(EXERCISE DETAILS): Return each line holding the string "标志更明显".

::: DATASET CONTENT

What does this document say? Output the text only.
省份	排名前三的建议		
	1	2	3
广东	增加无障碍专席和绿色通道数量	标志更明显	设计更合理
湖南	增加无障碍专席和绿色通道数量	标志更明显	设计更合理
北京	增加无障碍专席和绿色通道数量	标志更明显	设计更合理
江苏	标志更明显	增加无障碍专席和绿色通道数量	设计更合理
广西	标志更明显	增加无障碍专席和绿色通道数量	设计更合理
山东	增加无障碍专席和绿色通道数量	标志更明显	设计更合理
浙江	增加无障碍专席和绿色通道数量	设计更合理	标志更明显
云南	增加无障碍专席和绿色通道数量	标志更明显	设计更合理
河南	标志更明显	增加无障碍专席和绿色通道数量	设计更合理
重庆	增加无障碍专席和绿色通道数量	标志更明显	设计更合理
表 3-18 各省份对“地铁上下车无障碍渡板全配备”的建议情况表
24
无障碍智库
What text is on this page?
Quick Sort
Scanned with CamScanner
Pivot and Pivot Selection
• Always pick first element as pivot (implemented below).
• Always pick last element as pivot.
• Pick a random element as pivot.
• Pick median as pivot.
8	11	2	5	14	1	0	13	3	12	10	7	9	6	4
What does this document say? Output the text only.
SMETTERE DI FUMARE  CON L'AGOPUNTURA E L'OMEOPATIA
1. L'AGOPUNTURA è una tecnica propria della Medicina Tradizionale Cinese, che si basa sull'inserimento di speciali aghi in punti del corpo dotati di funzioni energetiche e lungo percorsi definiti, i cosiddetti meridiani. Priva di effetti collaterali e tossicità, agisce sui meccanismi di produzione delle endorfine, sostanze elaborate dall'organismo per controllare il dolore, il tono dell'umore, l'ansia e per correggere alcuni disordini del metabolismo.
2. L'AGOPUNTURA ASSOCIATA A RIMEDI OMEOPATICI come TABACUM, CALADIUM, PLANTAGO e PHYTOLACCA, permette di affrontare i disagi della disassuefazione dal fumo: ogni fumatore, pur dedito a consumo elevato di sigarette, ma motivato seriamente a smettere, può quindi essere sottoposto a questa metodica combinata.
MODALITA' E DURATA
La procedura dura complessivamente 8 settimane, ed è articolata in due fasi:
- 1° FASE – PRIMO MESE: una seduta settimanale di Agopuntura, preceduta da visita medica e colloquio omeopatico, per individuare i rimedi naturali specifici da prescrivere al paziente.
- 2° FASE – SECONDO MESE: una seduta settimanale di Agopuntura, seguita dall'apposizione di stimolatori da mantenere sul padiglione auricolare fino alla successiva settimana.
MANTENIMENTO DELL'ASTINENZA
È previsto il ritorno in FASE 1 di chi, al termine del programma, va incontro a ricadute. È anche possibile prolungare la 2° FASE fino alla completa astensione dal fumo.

::::::

(RESULT OF THIS TASK):
广东	增加无障碍专席和绿色通道数量	标志更明显	设计更合理
湖南	增加无障碍专席和绿色通道数量	标志更明显	设计更合理
北京	增加无障碍专席和绿色通道数量	标志更明显	设计更合理
江苏	标志更明显	增加无障碍专席和绿色通道数量	设计更合理
广西	标志更明显	增加无障碍专席和绿色通道数量	设计更合理
山东	增加无障碍专席和绿色通道数量	标志更明显	设计更合理
浙江	增加无障碍专席和绿色通道数量	设计更合理	标志更明显
云南	增加无障碍专席和绿色通道数量	标志更明显	设计更合理
河南	标志更明显	增加无障碍专席和绿色通道数量	设计更合理
重庆	增加无障碍专席和绿色通道数量	标志更明显	设计更合理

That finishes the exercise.